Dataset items

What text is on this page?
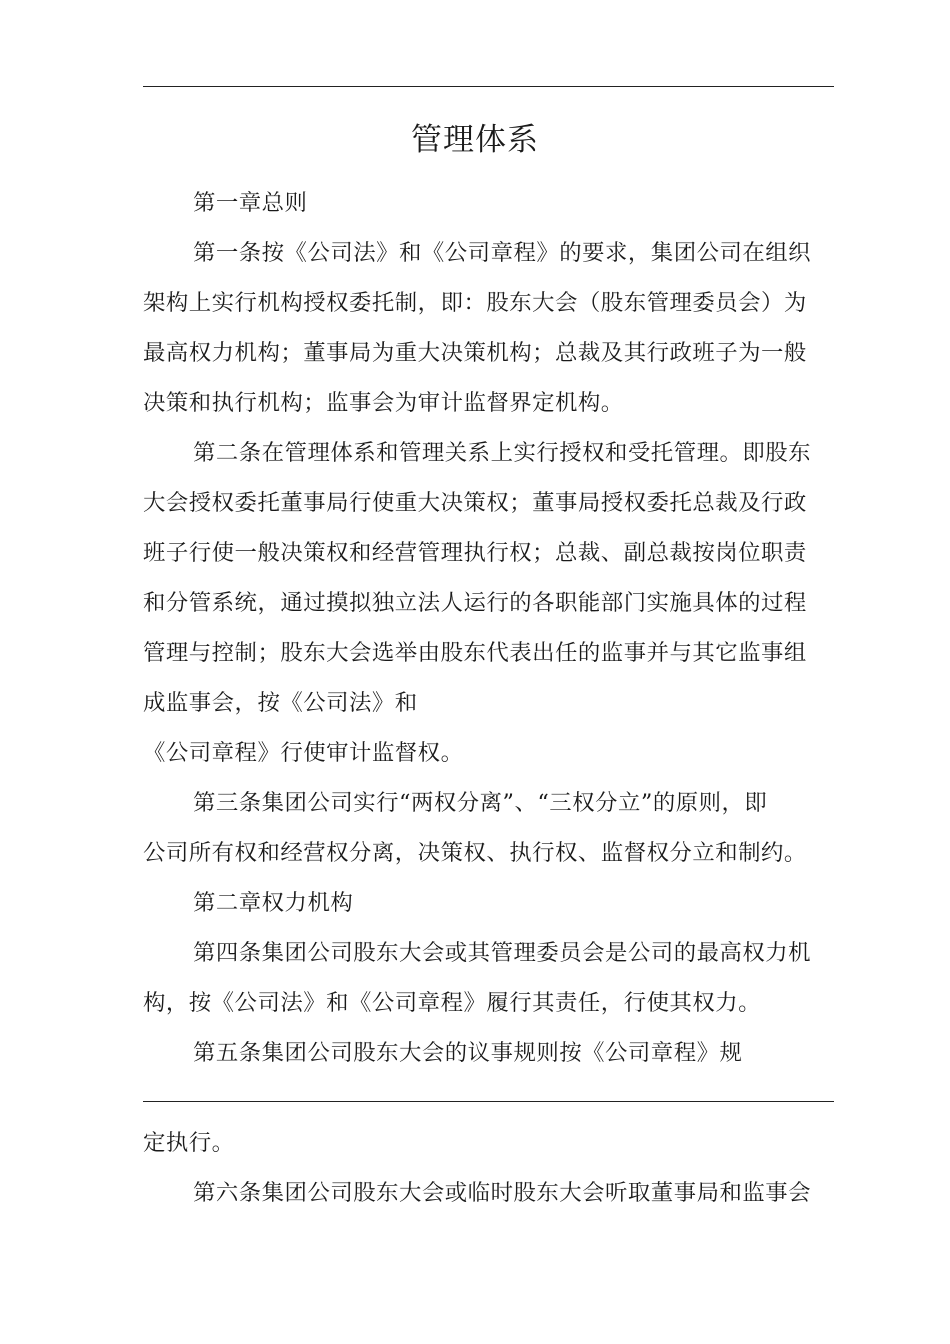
管理体系
第一章总则
第一条按《公司法》和《公司章程》的要求，集团公司在组织
架构上实行机构授权委托制，即：股东大会（股东管理委员会）为
最高权力机构；董事局为重大决策机构；总裁及其行政班子为一般
决策和执行机构；监事会为审计监督界定机构。
第二条在管理体系和管理关系上实行授权和受托管理。即股东
大会授权委托董事局行使重大决策权；董事局授权委托总裁及行政
班子行使一般决策权和经营管理执行权；总裁、副总裁按岗位职责
和分管系统，通过摸拟独立法人运行的各职能部门实施具体的过程
管理与控制；股东大会选举由股东代表出任的监事并与其它监事组
成监事会，按《公司法》和
《公司章程》行使审计监督权。
第三条集团公司实行“两权分离”、“三权分立”的原则，即
公司所有权和经营权分离，决策权、执行权、监督权分立和制约。
第二章权力机构
第四条集团公司股东大会或其管理委员会是公司的最高权力机
构，按《公司法》和《公司章程》履行其责任，行使其权力。
第五条集团公司股东大会的议事规则按《公司章程》规
定执行。
第六条集团公司股东大会或临时股东大会听取董事局和监事会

## [Set exercise]
Give back the whole listing as it stands, minus its pictures.

## [Completed task]
What text is on this page?
管理体系
第一章总则
第一条按《公司法》和《公司章程》的要求，集团公司在组织
架构上实行机构授权委托制，即：股东大会（股东管理委员会）为
最高权力机构；董事局为重大决策机构；总裁及其行政班子为一般
决策和执行机构；监事会为审计监督界定机构。
第二条在管理体系和管理关系上实行授权和受托管理。即股东
大会授权委托董事局行使重大决策权；董事局授权委托总裁及行政
班子行使一般决策权和经营管理执行权；总裁、副总裁按岗位职责
和分管系统，通过摸拟独立法人运行的各职能部门实施具体的过程
管理与控制；股东大会选举由股东代表出任的监事并与其它监事组
成监事会，按《公司法》和
《公司章程》行使审计监督权。
第三条集团公司实行“两权分离”、“三权分立”的原则，即
公司所有权和经营权分离，决策权、执行权、监督权分立和制约。
第二章权力机构
第四条集团公司股东大会或其管理委员会是公司的最高权力机
构，按《公司法》和《公司章程》履行其责任，行使其权力。
第五条集团公司股东大会的议事规则按《公司章程》规
定执行。
第六条集团公司股东大会或临时股东大会听取董事局和监事会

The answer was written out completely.